▶ Your goal
Separate out the lines that hold "الصلاة".

▶ Data in this exercise
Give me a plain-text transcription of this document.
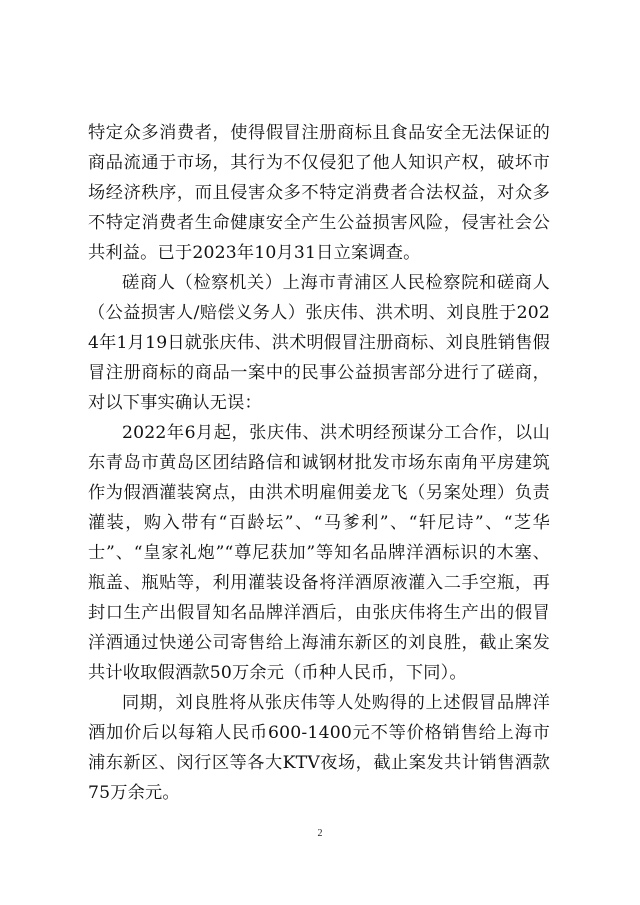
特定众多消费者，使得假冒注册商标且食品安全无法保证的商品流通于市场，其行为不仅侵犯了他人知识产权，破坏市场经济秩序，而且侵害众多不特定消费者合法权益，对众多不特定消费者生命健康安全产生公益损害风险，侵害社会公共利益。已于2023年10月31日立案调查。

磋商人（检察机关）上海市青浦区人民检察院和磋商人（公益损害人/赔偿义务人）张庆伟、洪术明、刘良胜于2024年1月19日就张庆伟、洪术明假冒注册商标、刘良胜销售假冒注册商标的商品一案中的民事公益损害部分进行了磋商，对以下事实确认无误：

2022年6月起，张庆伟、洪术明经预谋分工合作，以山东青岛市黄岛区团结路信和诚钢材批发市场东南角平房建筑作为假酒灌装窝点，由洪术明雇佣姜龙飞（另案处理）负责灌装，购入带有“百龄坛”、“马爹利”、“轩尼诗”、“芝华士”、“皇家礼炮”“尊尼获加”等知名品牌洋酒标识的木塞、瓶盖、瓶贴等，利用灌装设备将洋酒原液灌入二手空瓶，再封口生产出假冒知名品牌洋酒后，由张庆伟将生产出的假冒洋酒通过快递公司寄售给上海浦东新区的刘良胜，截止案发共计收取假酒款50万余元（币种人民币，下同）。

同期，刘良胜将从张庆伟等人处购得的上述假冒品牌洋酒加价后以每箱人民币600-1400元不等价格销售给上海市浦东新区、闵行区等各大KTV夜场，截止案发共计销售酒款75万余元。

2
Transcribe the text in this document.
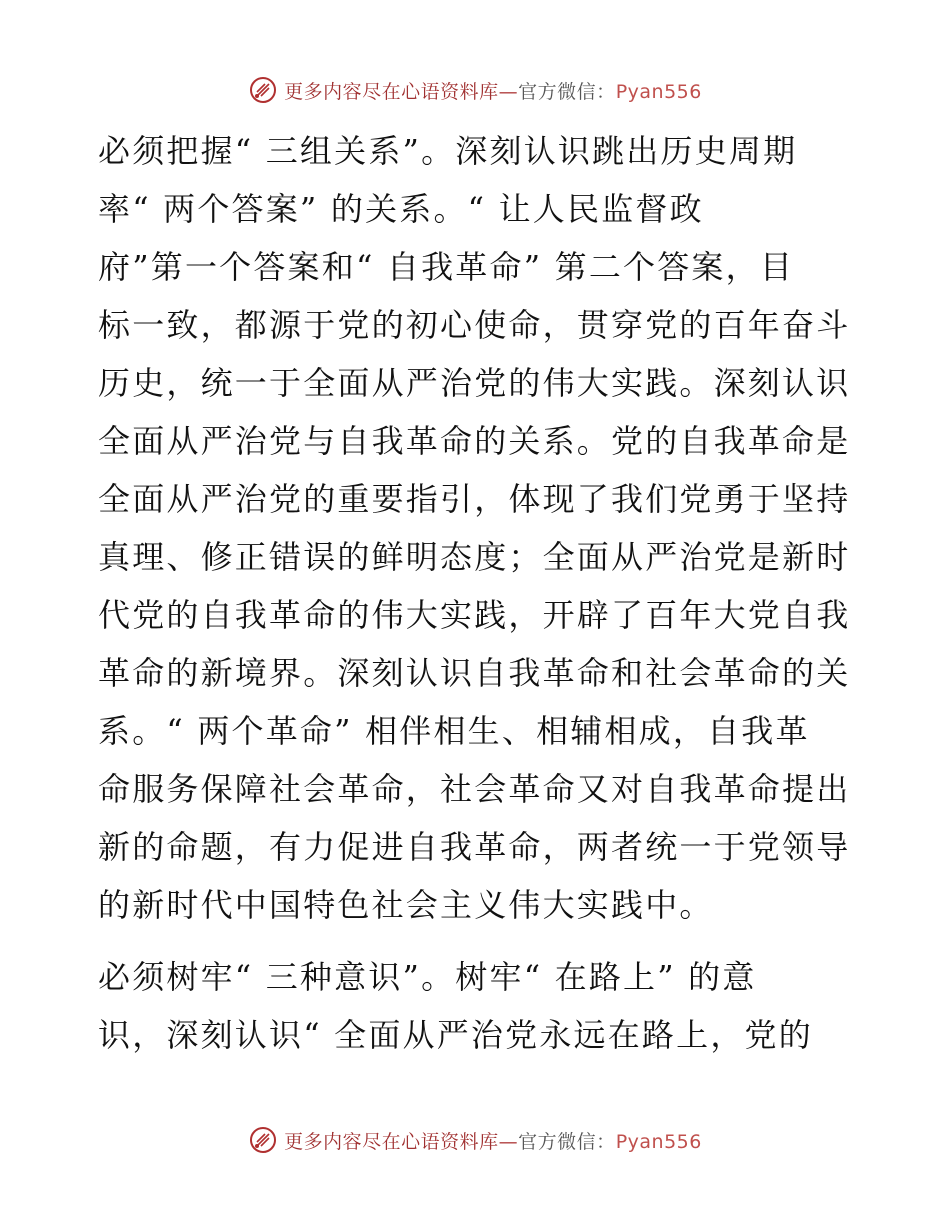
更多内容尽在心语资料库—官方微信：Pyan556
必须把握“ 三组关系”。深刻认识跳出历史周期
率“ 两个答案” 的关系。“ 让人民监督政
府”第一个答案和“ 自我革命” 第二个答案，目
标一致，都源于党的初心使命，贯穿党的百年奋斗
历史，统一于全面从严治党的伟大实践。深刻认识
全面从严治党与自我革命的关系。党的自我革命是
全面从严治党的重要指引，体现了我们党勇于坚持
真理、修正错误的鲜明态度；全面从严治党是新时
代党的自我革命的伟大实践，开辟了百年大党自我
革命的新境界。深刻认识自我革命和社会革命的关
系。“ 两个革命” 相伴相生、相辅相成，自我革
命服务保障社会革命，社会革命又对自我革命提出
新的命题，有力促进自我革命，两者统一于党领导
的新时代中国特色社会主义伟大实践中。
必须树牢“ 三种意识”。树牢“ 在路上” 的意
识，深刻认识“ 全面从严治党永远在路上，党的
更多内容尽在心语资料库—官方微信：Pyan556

---

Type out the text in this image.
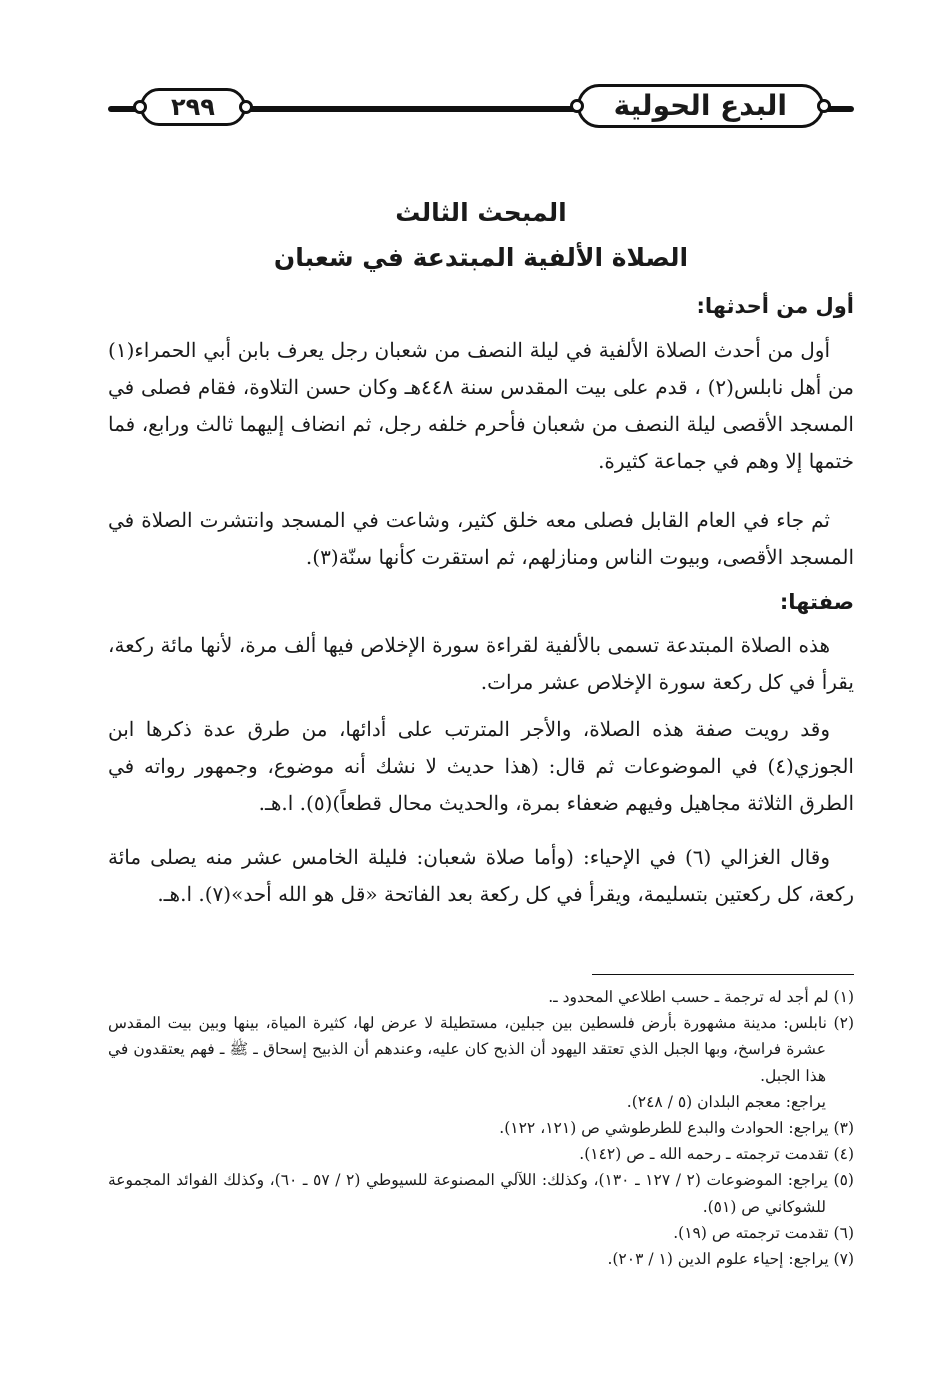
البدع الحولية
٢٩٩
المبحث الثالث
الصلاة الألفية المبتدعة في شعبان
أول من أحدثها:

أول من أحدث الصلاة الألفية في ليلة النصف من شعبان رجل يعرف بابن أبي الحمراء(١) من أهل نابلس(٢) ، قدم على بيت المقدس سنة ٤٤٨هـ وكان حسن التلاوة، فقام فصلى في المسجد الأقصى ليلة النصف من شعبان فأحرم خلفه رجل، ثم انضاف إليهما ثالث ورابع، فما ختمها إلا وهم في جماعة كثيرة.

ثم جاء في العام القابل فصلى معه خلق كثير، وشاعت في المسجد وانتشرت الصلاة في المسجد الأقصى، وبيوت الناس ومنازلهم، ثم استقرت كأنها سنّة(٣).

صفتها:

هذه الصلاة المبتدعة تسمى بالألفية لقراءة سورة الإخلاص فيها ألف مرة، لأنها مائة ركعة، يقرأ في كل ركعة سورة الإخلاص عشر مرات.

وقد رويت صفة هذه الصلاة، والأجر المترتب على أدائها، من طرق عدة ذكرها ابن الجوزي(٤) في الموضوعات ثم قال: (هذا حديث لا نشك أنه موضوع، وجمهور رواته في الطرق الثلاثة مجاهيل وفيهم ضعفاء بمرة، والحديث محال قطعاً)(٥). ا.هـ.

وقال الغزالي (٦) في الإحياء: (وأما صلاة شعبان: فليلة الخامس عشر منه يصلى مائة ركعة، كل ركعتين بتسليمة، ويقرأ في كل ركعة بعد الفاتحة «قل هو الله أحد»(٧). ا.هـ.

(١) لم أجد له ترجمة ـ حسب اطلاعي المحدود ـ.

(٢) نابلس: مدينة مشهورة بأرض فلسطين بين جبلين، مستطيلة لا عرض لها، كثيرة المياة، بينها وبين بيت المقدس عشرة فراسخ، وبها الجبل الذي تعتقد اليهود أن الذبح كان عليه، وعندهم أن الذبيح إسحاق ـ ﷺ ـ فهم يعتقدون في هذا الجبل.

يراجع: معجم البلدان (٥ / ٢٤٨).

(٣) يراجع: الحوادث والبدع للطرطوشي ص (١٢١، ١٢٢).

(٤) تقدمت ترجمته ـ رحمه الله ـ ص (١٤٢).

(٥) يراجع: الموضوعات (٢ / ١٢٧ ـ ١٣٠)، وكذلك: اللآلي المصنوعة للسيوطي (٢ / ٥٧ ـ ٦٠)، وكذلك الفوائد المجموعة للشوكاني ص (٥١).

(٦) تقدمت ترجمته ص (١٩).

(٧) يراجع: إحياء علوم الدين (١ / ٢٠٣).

▶ Solved exercise
الصلاة الألفية المبتدعة في شعبان
أول من أحدث الصلاة الألفية في ليلة النصف من شعبان رجل يعرف بابن أبي الحمراء(١) من أهل نابلس(٢) ، قدم على بيت المقدس سنة ٤٤٨هـ وكان حسن التلاوة، فقام فصلى في المسجد الأقصى ليلة النصف من شعبان فأحرم خلفه رجل، ثم انضاف إليهما ثالث ورابع، فما ختمها إلا وهم في جماعة كثيرة.
ثم جاء في العام القابل فصلى معه خلق كثير، وشاعت في المسجد وانتشرت الصلاة في المسجد الأقصى، وبيوت الناس ومنازلهم، ثم استقرت كأنها سنّة(٣).
هذه الصلاة المبتدعة تسمى بالألفية لقراءة سورة الإخلاص فيها ألف مرة، لأنها مائة ركعة، يقرأ في كل ركعة سورة الإخلاص عشر مرات.
وقد رويت صفة هذه الصلاة، والأجر المترتب على أدائها، من طرق عدة ذكرها ابن الجوزي(٤) في الموضوعات ثم قال: (هذا حديث لا نشك أنه موضوع، وجمهور رواته في الطرق الثلاثة مجاهيل وفيهم ضعفاء بمرة، والحديث محال قطعاً)(٥). ا.هـ.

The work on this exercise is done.